Data entries
--- --- ---
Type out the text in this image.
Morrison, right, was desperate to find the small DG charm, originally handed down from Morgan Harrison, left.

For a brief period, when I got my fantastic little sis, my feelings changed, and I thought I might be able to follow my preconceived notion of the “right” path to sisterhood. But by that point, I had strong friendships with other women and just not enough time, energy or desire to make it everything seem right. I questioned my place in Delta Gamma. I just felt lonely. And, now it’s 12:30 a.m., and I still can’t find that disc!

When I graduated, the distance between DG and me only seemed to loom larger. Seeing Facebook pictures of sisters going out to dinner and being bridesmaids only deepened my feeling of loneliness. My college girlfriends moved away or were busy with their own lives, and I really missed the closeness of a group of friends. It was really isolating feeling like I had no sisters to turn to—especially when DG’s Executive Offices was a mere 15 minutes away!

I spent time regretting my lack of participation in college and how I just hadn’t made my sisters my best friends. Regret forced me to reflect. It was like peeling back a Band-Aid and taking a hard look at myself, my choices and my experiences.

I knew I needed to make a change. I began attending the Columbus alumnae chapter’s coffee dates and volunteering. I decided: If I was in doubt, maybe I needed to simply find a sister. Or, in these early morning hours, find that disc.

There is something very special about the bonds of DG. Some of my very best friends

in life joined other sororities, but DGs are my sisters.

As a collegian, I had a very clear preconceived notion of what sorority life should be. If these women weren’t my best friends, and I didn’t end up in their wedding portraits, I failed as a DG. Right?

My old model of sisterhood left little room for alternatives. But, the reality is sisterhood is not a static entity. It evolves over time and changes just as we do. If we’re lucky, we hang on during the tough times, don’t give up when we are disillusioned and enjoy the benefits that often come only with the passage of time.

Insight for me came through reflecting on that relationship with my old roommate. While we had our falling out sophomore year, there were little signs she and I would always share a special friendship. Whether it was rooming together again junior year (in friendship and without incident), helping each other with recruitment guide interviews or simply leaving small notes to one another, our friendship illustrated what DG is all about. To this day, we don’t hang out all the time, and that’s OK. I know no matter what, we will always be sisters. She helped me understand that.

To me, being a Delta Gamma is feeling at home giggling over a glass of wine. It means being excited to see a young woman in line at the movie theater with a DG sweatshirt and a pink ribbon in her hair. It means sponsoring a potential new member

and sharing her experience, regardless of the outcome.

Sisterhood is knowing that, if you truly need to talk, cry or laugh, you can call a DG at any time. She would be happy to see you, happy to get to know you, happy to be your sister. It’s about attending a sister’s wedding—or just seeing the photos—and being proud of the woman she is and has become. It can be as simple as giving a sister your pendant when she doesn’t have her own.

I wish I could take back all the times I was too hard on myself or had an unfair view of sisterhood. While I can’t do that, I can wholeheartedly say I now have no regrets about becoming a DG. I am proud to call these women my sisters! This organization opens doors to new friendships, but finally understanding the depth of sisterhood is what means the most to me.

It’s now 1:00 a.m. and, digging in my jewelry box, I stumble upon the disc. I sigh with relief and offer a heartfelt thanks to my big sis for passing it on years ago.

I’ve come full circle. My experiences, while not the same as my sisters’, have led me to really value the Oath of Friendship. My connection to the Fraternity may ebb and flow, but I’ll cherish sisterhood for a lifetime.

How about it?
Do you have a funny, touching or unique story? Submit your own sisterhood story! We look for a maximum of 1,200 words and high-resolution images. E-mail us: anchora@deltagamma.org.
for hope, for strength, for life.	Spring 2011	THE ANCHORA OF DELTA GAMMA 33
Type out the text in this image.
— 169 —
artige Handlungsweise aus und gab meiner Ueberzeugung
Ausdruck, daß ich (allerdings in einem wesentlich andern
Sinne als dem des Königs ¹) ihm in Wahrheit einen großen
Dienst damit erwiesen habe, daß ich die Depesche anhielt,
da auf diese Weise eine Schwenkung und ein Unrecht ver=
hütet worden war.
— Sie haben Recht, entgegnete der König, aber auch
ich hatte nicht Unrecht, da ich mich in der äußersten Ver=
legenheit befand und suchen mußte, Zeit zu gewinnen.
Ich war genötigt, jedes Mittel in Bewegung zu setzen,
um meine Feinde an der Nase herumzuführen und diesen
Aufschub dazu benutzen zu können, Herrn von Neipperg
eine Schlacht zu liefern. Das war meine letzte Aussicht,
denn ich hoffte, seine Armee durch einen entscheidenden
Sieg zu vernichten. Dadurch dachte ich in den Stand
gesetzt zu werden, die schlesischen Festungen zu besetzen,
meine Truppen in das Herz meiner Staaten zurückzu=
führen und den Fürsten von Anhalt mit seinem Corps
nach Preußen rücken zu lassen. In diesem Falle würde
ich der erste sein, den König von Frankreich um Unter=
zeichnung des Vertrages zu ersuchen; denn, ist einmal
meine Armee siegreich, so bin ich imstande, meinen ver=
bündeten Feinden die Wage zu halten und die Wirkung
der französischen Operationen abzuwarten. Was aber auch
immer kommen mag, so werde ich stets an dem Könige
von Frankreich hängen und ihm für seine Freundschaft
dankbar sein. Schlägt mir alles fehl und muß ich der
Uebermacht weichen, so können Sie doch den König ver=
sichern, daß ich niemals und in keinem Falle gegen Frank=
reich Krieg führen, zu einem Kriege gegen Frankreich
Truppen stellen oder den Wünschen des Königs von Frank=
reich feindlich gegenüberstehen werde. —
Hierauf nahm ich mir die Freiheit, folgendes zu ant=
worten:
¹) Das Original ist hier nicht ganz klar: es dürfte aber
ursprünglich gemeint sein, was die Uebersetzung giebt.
--- --- ---
*Brief*
Your task is to repeat every line exactly.

*Final result*
Type out the text in this image.
Morrison, right, was desperate to find the small DG charm, originally handed down from Morgan Harrison, left.

For a brief period, when I got my fantastic little sis, my feelings changed, and I thought I might be able to follow my preconceived notion of the “right” path to sisterhood. But by that point, I had strong friendships with other women and just not enough time, energy or desire to make it everything seem right. I questioned my place in Delta Gamma. I just felt lonely. And, now it’s 12:30 a.m., and I still can’t find that disc!

When I graduated, the distance between DG and me only seemed to loom larger. Seeing Facebook pictures of sisters going out to dinner and being bridesmaids only deepened my feeling of loneliness. My college girlfriends moved away or were busy with their own lives, and I really missed the closeness of a group of friends. It was really isolating feeling like I had no sisters to turn to—especially when DG’s Executive Offices was a mere 15 minutes away!

I spent time regretting my lack of participation in college and how I just hadn’t made my sisters my best friends. Regret forced me to reflect. It was like peeling back a Band-Aid and taking a hard look at myself, my choices and my experiences.

I knew I needed to make a change. I began attending the Columbus alumnae chapter’s coffee dates and volunteering. I decided: If I was in doubt, maybe I needed to simply find a sister. Or, in these early morning hours, find that disc.

There is something very special about the bonds of DG. Some of my very best friends

in life joined other sororities, but DGs are my sisters.

As a collegian, I had a very clear preconceived notion of what sorority life should be. If these women weren’t my best friends, and I didn’t end up in their wedding portraits, I failed as a DG. Right?

My old model of sisterhood left little room for alternatives. But, the reality is sisterhood is not a static entity. It evolves over time and changes just as we do. If we’re lucky, we hang on during the tough times, don’t give up when we are disillusioned and enjoy the benefits that often come only with the passage of time.

Insight for me came through reflecting on that relationship with my old roommate. While we had our falling out sophomore year, there were little signs she and I would always share a special friendship. Whether it was rooming together again junior year (in friendship and without incident), helping each other with recruitment guide interviews or simply leaving small notes to one another, our friendship illustrated what DG is all about. To this day, we don’t hang out all the time, and that’s OK. I know no matter what, we will always be sisters. She helped me understand that.

To me, being a Delta Gamma is feeling at home giggling over a glass of wine. It means being excited to see a young woman in line at the movie theater with a DG sweatshirt and a pink ribbon in her hair. It means sponsoring a potential new member

and sharing her experience, regardless of the outcome.

Sisterhood is knowing that, if you truly need to talk, cry or laugh, you can call a DG at any time. She would be happy to see you, happy to get to know you, happy to be your sister. It’s about attending a sister’s wedding—or just seeing the photos—and being proud of the woman she is and has become. It can be as simple as giving a sister your pendant when she doesn’t have her own.

I wish I could take back all the times I was too hard on myself or had an unfair view of sisterhood. While I can’t do that, I can wholeheartedly say I now have no regrets about becoming a DG. I am proud to call these women my sisters! This organization opens doors to new friendships, but finally understanding the depth of sisterhood is what means the most to me.

It’s now 1:00 a.m. and, digging in my jewelry box, I stumble upon the disc. I sigh with relief and offer a heartfelt thanks to my big sis for passing it on years ago.

I’ve come full circle. My experiences, while not the same as my sisters’, have led me to really value the Oath of Friendship. My connection to the Fraternity may ebb and flow, but I’ll cherish sisterhood for a lifetime.

How about it?
Do you have a funny, touching or unique story? Submit your own sisterhood story! We look for a maximum of 1,200 words and high-resolution images. E-mail us: anchora@deltagamma.org.
for hope, for strength, for life.	Spring 2011	THE ANCHORA OF DELTA GAMMA 33
Type out the text in this image.
— 169 —
artige Handlungsweise aus und gab meiner Ueberzeugung
Ausdruck, daß ich (allerdings in einem wesentlich andern
Sinne als dem des Königs ¹) ihm in Wahrheit einen großen
Dienst damit erwiesen habe, daß ich die Depesche anhielt,
da auf diese Weise eine Schwenkung und ein Unrecht ver=
hütet worden war.
— Sie haben Recht, entgegnete der König, aber auch
ich hatte nicht Unrecht, da ich mich in der äußersten Ver=
legenheit befand und suchen mußte, Zeit zu gewinnen.
Ich war genötigt, jedes Mittel in Bewegung zu setzen,
um meine Feinde an der Nase herumzuführen und diesen
Aufschub dazu benutzen zu können, Herrn von Neipperg
eine Schlacht zu liefern. Das war meine letzte Aussicht,
denn ich hoffte, seine Armee durch einen entscheidenden
Sieg zu vernichten. Dadurch dachte ich in den Stand
gesetzt zu werden, die schlesischen Festungen zu besetzen,
meine Truppen in das Herz meiner Staaten zurückzu=
führen und den Fürsten von Anhalt mit seinem Corps
nach Preußen rücken zu lassen. In diesem Falle würde
ich der erste sein, den König von Frankreich um Unter=
zeichnung des Vertrages zu ersuchen; denn, ist einmal
meine Armee siegreich, so bin ich imstande, meinen ver=
bündeten Feinden die Wage zu halten und die Wirkung
der französischen Operationen abzuwarten. Was aber auch
immer kommen mag, so werde ich stets an dem Könige
von Frankreich hängen und ihm für seine Freundschaft
dankbar sein. Schlägt mir alles fehl und muß ich der
Uebermacht weichen, so können Sie doch den König ver=
sichern, daß ich niemals und in keinem Falle gegen Frank=
reich Krieg führen, zu einem Kriege gegen Frankreich
Truppen stellen oder den Wünschen des Königs von Frank=
reich feindlich gegenüberstehen werde. —
Hierauf nahm ich mir die Freiheit, folgendes zu ant=
worten:
¹) Das Original ist hier nicht ganz klar: es dürfte aber
ursprünglich gemeint sein, was die Uebersetzung giebt.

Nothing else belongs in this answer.